**Aim**
Select and copy every line of the material below that contains the word "Third", matching case exactly.

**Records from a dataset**
┄┄┄┄┄┄┄┄┄┄┄┄┄┄┄┄┄┄┄┄

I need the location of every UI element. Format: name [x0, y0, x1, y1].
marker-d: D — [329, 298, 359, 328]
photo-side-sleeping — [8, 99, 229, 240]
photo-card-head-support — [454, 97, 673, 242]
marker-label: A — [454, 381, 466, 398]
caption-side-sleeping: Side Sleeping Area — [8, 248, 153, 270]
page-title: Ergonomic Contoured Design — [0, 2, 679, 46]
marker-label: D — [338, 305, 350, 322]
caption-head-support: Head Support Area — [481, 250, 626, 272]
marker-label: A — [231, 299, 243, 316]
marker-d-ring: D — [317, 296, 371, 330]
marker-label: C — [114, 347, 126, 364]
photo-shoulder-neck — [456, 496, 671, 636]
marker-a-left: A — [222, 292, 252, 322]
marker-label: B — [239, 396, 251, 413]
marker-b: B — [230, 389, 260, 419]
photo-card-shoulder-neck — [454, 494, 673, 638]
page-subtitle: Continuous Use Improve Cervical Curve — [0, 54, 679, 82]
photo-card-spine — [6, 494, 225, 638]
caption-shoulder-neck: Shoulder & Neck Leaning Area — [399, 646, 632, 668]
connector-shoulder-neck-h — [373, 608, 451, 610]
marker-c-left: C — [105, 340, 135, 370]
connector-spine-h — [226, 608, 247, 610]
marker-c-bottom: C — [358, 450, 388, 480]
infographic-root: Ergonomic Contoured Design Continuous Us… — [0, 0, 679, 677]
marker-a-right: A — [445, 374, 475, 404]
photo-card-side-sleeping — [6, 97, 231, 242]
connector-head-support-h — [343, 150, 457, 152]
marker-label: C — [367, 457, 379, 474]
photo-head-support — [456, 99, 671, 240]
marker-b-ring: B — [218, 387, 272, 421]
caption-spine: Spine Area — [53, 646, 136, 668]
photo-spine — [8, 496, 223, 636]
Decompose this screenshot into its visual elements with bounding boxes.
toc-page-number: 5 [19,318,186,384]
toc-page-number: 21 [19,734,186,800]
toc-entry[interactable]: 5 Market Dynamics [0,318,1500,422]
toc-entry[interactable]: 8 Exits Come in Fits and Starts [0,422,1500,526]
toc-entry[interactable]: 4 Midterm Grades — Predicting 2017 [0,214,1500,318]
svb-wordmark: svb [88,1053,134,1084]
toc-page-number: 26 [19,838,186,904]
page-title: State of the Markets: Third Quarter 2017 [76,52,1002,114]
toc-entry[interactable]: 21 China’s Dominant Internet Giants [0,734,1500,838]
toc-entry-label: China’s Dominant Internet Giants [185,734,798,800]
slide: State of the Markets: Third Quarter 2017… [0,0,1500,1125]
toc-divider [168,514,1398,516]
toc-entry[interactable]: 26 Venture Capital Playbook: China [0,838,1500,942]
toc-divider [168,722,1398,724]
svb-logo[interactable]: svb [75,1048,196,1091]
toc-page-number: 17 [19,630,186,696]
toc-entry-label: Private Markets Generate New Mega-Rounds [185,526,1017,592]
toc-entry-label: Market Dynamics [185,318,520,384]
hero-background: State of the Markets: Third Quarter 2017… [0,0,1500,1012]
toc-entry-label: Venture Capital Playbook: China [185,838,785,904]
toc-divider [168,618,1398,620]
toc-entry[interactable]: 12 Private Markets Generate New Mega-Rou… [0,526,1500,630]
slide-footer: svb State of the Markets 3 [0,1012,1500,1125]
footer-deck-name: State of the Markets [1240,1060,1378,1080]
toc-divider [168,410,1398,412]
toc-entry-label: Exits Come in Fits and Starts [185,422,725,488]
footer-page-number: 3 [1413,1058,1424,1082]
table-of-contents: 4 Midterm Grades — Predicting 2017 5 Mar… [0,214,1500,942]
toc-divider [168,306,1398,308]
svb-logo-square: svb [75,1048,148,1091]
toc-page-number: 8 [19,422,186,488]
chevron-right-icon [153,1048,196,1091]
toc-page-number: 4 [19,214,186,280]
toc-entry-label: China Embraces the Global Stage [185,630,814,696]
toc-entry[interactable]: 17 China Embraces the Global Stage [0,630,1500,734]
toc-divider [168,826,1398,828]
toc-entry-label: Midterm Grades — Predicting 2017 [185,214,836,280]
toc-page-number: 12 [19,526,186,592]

┄┄┄┄┄┄┄┄┄┄┄┄┄┄┄┄┄┄┄┄

**The result**
page-title: State of the Markets: Third Quarter 2017 [76,52,1002,114]
slide: State of the Markets: Third Quarter 2017… [0,0,1500,1125]
hero-background: State of the Markets: Third Quarter 2017… [0,0,1500,1012]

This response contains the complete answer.